*What is asked*: Send each entry back exactly as given, pictures excluded.

(Dataset items)
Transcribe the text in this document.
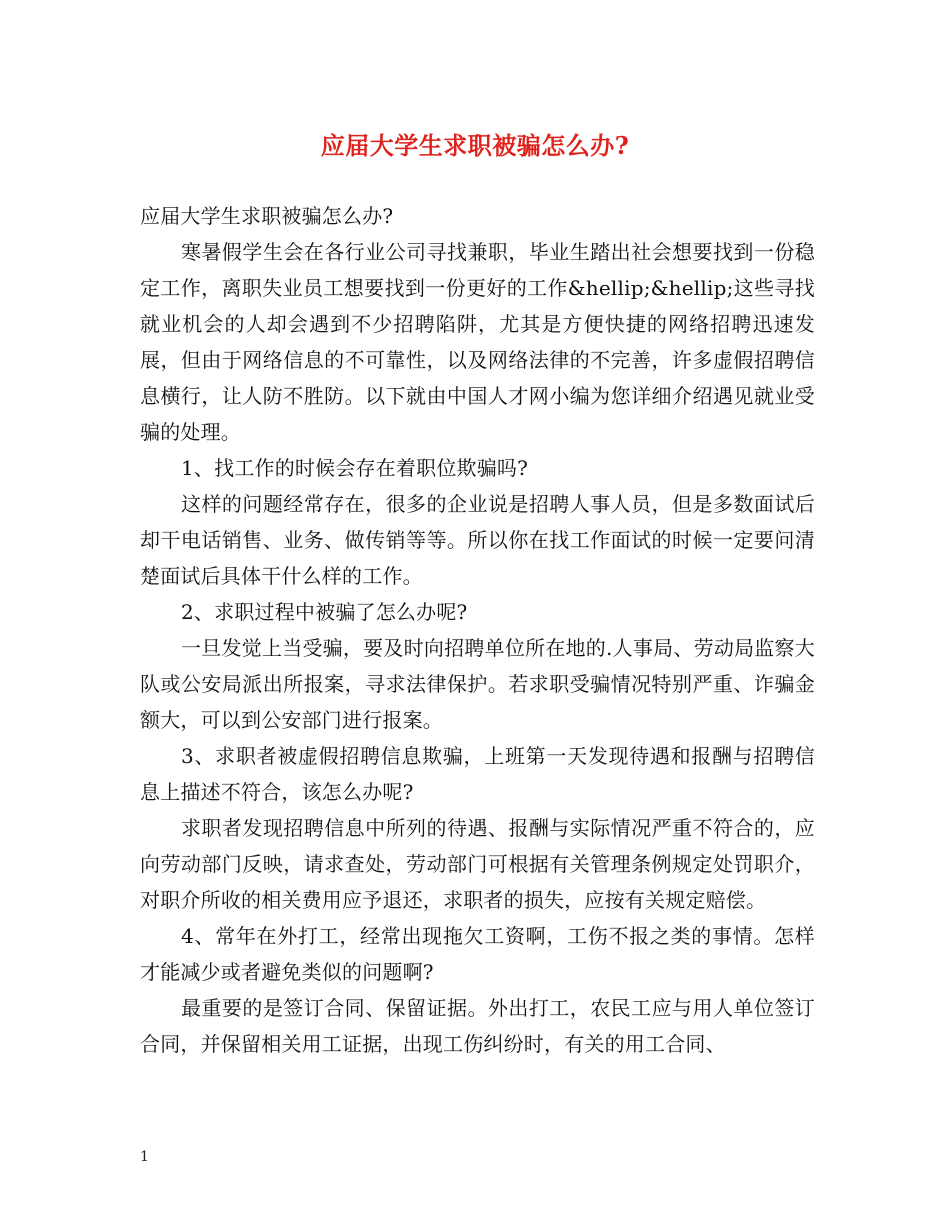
应届大学生求职被骗怎么办?

应届大学生求职被骗怎么办?

寒暑假学生会在各行业公司寻找兼职，毕业生踏出社会想要找到一份稳定工作，离职失业员工想要找到一份更好的工作&hellip;&hellip;这些寻找就业机会的人却会遇到不少招聘陷阱，尤其是方便快捷的网络招聘迅速发展，但由于网络信息的不可靠性，以及网络法律的不完善，许多虚假招聘信息横行，让人防不胜防。以下就由中国人才网小编为您详细介绍遇见就业受骗的处理。

1、找工作的时候会存在着职位欺骗吗?

这样的问题经常存在，很多的企业说是招聘人事人员，但是多数面试后却干电话销售、业务、做传销等等。所以你在找工作面试的时候一定要问清楚面试后具体干什么样的工作。

2、求职过程中被骗了怎么办呢?

一旦发觉上当受骗，要及时向招聘单位所在地的.人事局、劳动局监察大队或公安局派出所报案，寻求法律保护。若求职受骗情况特别严重、诈骗金额大，可以到公安部门进行报案。

3、求职者被虚假招聘信息欺骗，上班第一天发现待遇和报酬与招聘信息上描述不符合，该怎么办呢?

求职者发现招聘信息中所列的待遇、报酬与实际情况严重不符合的，应向劳动部门反映，请求查处，劳动部门可根据有关管理条例规定处罚职介，对职介所收的相关费用应予退还，求职者的损失，应按有关规定赔偿。

4、常年在外打工，经常出现拖欠工资啊，工伤不报之类的事情。怎样才能减少或者避免类似的问题啊?

最重要的是签订合同、保留证据。外出打工，农民工应与用人单位签订合同，并保留相关用工证据，出现工伤纠纷时，有关的用工合同、

1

*Full answer*:
Transcribe the text in this document.
应届大学生求职被骗怎么办?

应届大学生求职被骗怎么办?

寒暑假学生会在各行业公司寻找兼职，毕业生踏出社会想要找到一份稳定工作，离职失业员工想要找到一份更好的工作&hellip;&hellip;这些寻找就业机会的人却会遇到不少招聘陷阱，尤其是方便快捷的网络招聘迅速发展，但由于网络信息的不可靠性，以及网络法律的不完善，许多虚假招聘信息横行，让人防不胜防。以下就由中国人才网小编为您详细介绍遇见就业受骗的处理。

1、找工作的时候会存在着职位欺骗吗?

这样的问题经常存在，很多的企业说是招聘人事人员，但是多数面试后却干电话销售、业务、做传销等等。所以你在找工作面试的时候一定要问清楚面试后具体干什么样的工作。

2、求职过程中被骗了怎么办呢?

一旦发觉上当受骗，要及时向招聘单位所在地的.人事局、劳动局监察大队或公安局派出所报案，寻求法律保护。若求职受骗情况特别严重、诈骗金额大，可以到公安部门进行报案。

3、求职者被虚假招聘信息欺骗，上班第一天发现待遇和报酬与招聘信息上描述不符合，该怎么办呢?

求职者发现招聘信息中所列的待遇、报酬与实际情况严重不符合的，应向劳动部门反映，请求查处，劳动部门可根据有关管理条例规定处罚职介，对职介所收的相关费用应予退还，求职者的损失，应按有关规定赔偿。

4、常年在外打工，经常出现拖欠工资啊，工伤不报之类的事情。怎样才能减少或者避免类似的问题啊?

最重要的是签订合同、保留证据。外出打工，农民工应与用人单位签订合同，并保留相关用工证据，出现工伤纠纷时，有关的用工合同、

1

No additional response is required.